** START RECORDS PROVIDED **

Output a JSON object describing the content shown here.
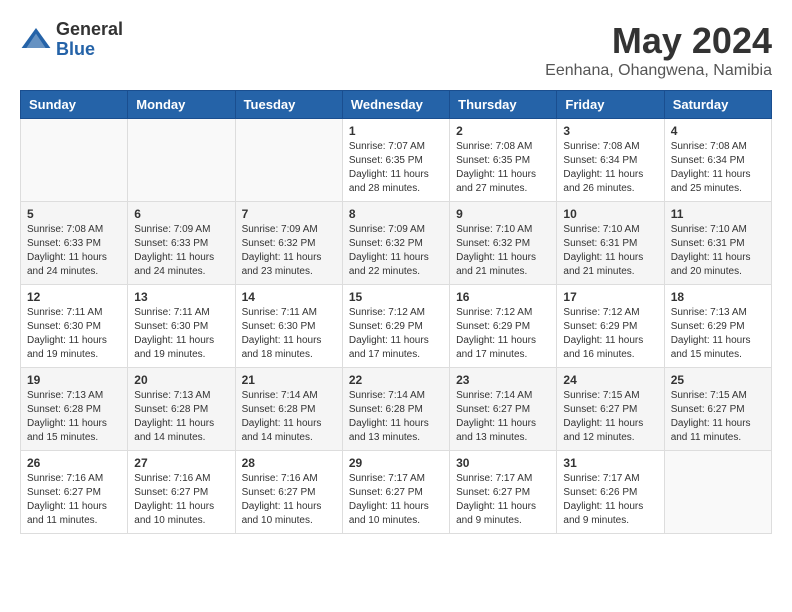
{
  "header": {
    "logo_general": "General",
    "logo_blue": "Blue",
    "month_title": "May 2024",
    "subtitle": "Eenhana, Ohangwena, Namibia"
  },
  "weekdays": [
    "Sunday",
    "Monday",
    "Tuesday",
    "Wednesday",
    "Thursday",
    "Friday",
    "Saturday"
  ],
  "weeks": [
    [
      {
        "day": "",
        "info": ""
      },
      {
        "day": "",
        "info": ""
      },
      {
        "day": "",
        "info": ""
      },
      {
        "day": "1",
        "info": "Sunrise: 7:07 AM\nSunset: 6:35 PM\nDaylight: 11 hours\nand 28 minutes."
      },
      {
        "day": "2",
        "info": "Sunrise: 7:08 AM\nSunset: 6:35 PM\nDaylight: 11 hours\nand 27 minutes."
      },
      {
        "day": "3",
        "info": "Sunrise: 7:08 AM\nSunset: 6:34 PM\nDaylight: 11 hours\nand 26 minutes."
      },
      {
        "day": "4",
        "info": "Sunrise: 7:08 AM\nSunset: 6:34 PM\nDaylight: 11 hours\nand 25 minutes."
      }
    ],
    [
      {
        "day": "5",
        "info": "Sunrise: 7:08 AM\nSunset: 6:33 PM\nDaylight: 11 hours\nand 24 minutes."
      },
      {
        "day": "6",
        "info": "Sunrise: 7:09 AM\nSunset: 6:33 PM\nDaylight: 11 hours\nand 24 minutes."
      },
      {
        "day": "7",
        "info": "Sunrise: 7:09 AM\nSunset: 6:32 PM\nDaylight: 11 hours\nand 23 minutes."
      },
      {
        "day": "8",
        "info": "Sunrise: 7:09 AM\nSunset: 6:32 PM\nDaylight: 11 hours\nand 22 minutes."
      },
      {
        "day": "9",
        "info": "Sunrise: 7:10 AM\nSunset: 6:32 PM\nDaylight: 11 hours\nand 21 minutes."
      },
      {
        "day": "10",
        "info": "Sunrise: 7:10 AM\nSunset: 6:31 PM\nDaylight: 11 hours\nand 21 minutes."
      },
      {
        "day": "11",
        "info": "Sunrise: 7:10 AM\nSunset: 6:31 PM\nDaylight: 11 hours\nand 20 minutes."
      }
    ],
    [
      {
        "day": "12",
        "info": "Sunrise: 7:11 AM\nSunset: 6:30 PM\nDaylight: 11 hours\nand 19 minutes."
      },
      {
        "day": "13",
        "info": "Sunrise: 7:11 AM\nSunset: 6:30 PM\nDaylight: 11 hours\nand 19 minutes."
      },
      {
        "day": "14",
        "info": "Sunrise: 7:11 AM\nSunset: 6:30 PM\nDaylight: 11 hours\nand 18 minutes."
      },
      {
        "day": "15",
        "info": "Sunrise: 7:12 AM\nSunset: 6:29 PM\nDaylight: 11 hours\nand 17 minutes."
      },
      {
        "day": "16",
        "info": "Sunrise: 7:12 AM\nSunset: 6:29 PM\nDaylight: 11 hours\nand 17 minutes."
      },
      {
        "day": "17",
        "info": "Sunrise: 7:12 AM\nSunset: 6:29 PM\nDaylight: 11 hours\nand 16 minutes."
      },
      {
        "day": "18",
        "info": "Sunrise: 7:13 AM\nSunset: 6:29 PM\nDaylight: 11 hours\nand 15 minutes."
      }
    ],
    [
      {
        "day": "19",
        "info": "Sunrise: 7:13 AM\nSunset: 6:28 PM\nDaylight: 11 hours\nand 15 minutes."
      },
      {
        "day": "20",
        "info": "Sunrise: 7:13 AM\nSunset: 6:28 PM\nDaylight: 11 hours\nand 14 minutes."
      },
      {
        "day": "21",
        "info": "Sunrise: 7:14 AM\nSunset: 6:28 PM\nDaylight: 11 hours\nand 14 minutes."
      },
      {
        "day": "22",
        "info": "Sunrise: 7:14 AM\nSunset: 6:28 PM\nDaylight: 11 hours\nand 13 minutes."
      },
      {
        "day": "23",
        "info": "Sunrise: 7:14 AM\nSunset: 6:27 PM\nDaylight: 11 hours\nand 13 minutes."
      },
      {
        "day": "24",
        "info": "Sunrise: 7:15 AM\nSunset: 6:27 PM\nDaylight: 11 hours\nand 12 minutes."
      },
      {
        "day": "25",
        "info": "Sunrise: 7:15 AM\nSunset: 6:27 PM\nDaylight: 11 hours\nand 11 minutes."
      }
    ],
    [
      {
        "day": "26",
        "info": "Sunrise: 7:16 AM\nSunset: 6:27 PM\nDaylight: 11 hours\nand 11 minutes."
      },
      {
        "day": "27",
        "info": "Sunrise: 7:16 AM\nSunset: 6:27 PM\nDaylight: 11 hours\nand 10 minutes."
      },
      {
        "day": "28",
        "info": "Sunrise: 7:16 AM\nSunset: 6:27 PM\nDaylight: 11 hours\nand 10 minutes."
      },
      {
        "day": "29",
        "info": "Sunrise: 7:17 AM\nSunset: 6:27 PM\nDaylight: 11 hours\nand 10 minutes."
      },
      {
        "day": "30",
        "info": "Sunrise: 7:17 AM\nSunset: 6:27 PM\nDaylight: 11 hours\nand 9 minutes."
      },
      {
        "day": "31",
        "info": "Sunrise: 7:17 AM\nSunset: 6:26 PM\nDaylight: 11 hours\nand 9 minutes."
      },
      {
        "day": "",
        "info": ""
      }
    ]
  ]
}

** END RECORDS PROVIDED **

> _SHORT EXERCISE_: Copy out all the data without changing anything, and drop the pictures.

> _FULL RESPONSE_:
Output a JSON object describing the content shown here.
{
  "header": {
    "logo_general": "General",
    "logo_blue": "Blue",
    "month_title": "May 2024",
    "subtitle": "Eenhana, Ohangwena, Namibia"
  },
  "weekdays": [
    "Sunday",
    "Monday",
    "Tuesday",
    "Wednesday",
    "Thursday",
    "Friday",
    "Saturday"
  ],
  "weeks": [
    [
      {
        "day": "",
        "info": ""
      },
      {
        "day": "",
        "info": ""
      },
      {
        "day": "",
        "info": ""
      },
      {
        "day": "1",
        "info": "Sunrise: 7:07 AM\nSunset: 6:35 PM\nDaylight: 11 hours\nand 28 minutes."
      },
      {
        "day": "2",
        "info": "Sunrise: 7:08 AM\nSunset: 6:35 PM\nDaylight: 11 hours\nand 27 minutes."
      },
      {
        "day": "3",
        "info": "Sunrise: 7:08 AM\nSunset: 6:34 PM\nDaylight: 11 hours\nand 26 minutes."
      },
      {
        "day": "4",
        "info": "Sunrise: 7:08 AM\nSunset: 6:34 PM\nDaylight: 11 hours\nand 25 minutes."
      }
    ],
    [
      {
        "day": "5",
        "info": "Sunrise: 7:08 AM\nSunset: 6:33 PM\nDaylight: 11 hours\nand 24 minutes."
      },
      {
        "day": "6",
        "info": "Sunrise: 7:09 AM\nSunset: 6:33 PM\nDaylight: 11 hours\nand 24 minutes."
      },
      {
        "day": "7",
        "info": "Sunrise: 7:09 AM\nSunset: 6:32 PM\nDaylight: 11 hours\nand 23 minutes."
      },
      {
        "day": "8",
        "info": "Sunrise: 7:09 AM\nSunset: 6:32 PM\nDaylight: 11 hours\nand 22 minutes."
      },
      {
        "day": "9",
        "info": "Sunrise: 7:10 AM\nSunset: 6:32 PM\nDaylight: 11 hours\nand 21 minutes."
      },
      {
        "day": "10",
        "info": "Sunrise: 7:10 AM\nSunset: 6:31 PM\nDaylight: 11 hours\nand 21 minutes."
      },
      {
        "day": "11",
        "info": "Sunrise: 7:10 AM\nSunset: 6:31 PM\nDaylight: 11 hours\nand 20 minutes."
      }
    ],
    [
      {
        "day": "12",
        "info": "Sunrise: 7:11 AM\nSunset: 6:30 PM\nDaylight: 11 hours\nand 19 minutes."
      },
      {
        "day": "13",
        "info": "Sunrise: 7:11 AM\nSunset: 6:30 PM\nDaylight: 11 hours\nand 19 minutes."
      },
      {
        "day": "14",
        "info": "Sunrise: 7:11 AM\nSunset: 6:30 PM\nDaylight: 11 hours\nand 18 minutes."
      },
      {
        "day": "15",
        "info": "Sunrise: 7:12 AM\nSunset: 6:29 PM\nDaylight: 11 hours\nand 17 minutes."
      },
      {
        "day": "16",
        "info": "Sunrise: 7:12 AM\nSunset: 6:29 PM\nDaylight: 11 hours\nand 17 minutes."
      },
      {
        "day": "17",
        "info": "Sunrise: 7:12 AM\nSunset: 6:29 PM\nDaylight: 11 hours\nand 16 minutes."
      },
      {
        "day": "18",
        "info": "Sunrise: 7:13 AM\nSunset: 6:29 PM\nDaylight: 11 hours\nand 15 minutes."
      }
    ],
    [
      {
        "day": "19",
        "info": "Sunrise: 7:13 AM\nSunset: 6:28 PM\nDaylight: 11 hours\nand 15 minutes."
      },
      {
        "day": "20",
        "info": "Sunrise: 7:13 AM\nSunset: 6:28 PM\nDaylight: 11 hours\nand 14 minutes."
      },
      {
        "day": "21",
        "info": "Sunrise: 7:14 AM\nSunset: 6:28 PM\nDaylight: 11 hours\nand 14 minutes."
      },
      {
        "day": "22",
        "info": "Sunrise: 7:14 AM\nSunset: 6:28 PM\nDaylight: 11 hours\nand 13 minutes."
      },
      {
        "day": "23",
        "info": "Sunrise: 7:14 AM\nSunset: 6:27 PM\nDaylight: 11 hours\nand 13 minutes."
      },
      {
        "day": "24",
        "info": "Sunrise: 7:15 AM\nSunset: 6:27 PM\nDaylight: 11 hours\nand 12 minutes."
      },
      {
        "day": "25",
        "info": "Sunrise: 7:15 AM\nSunset: 6:27 PM\nDaylight: 11 hours\nand 11 minutes."
      }
    ],
    [
      {
        "day": "26",
        "info": "Sunrise: 7:16 AM\nSunset: 6:27 PM\nDaylight: 11 hours\nand 11 minutes."
      },
      {
        "day": "27",
        "info": "Sunrise: 7:16 AM\nSunset: 6:27 PM\nDaylight: 11 hours\nand 10 minutes."
      },
      {
        "day": "28",
        "info": "Sunrise: 7:16 AM\nSunset: 6:27 PM\nDaylight: 11 hours\nand 10 minutes."
      },
      {
        "day": "29",
        "info": "Sunrise: 7:17 AM\nSunset: 6:27 PM\nDaylight: 11 hours\nand 10 minutes."
      },
      {
        "day": "30",
        "info": "Sunrise: 7:17 AM\nSunset: 6:27 PM\nDaylight: 11 hours\nand 9 minutes."
      },
      {
        "day": "31",
        "info": "Sunrise: 7:17 AM\nSunset: 6:26 PM\nDaylight: 11 hours\nand 9 minutes."
      },
      {
        "day": "",
        "info": ""
      }
    ]
  ]
}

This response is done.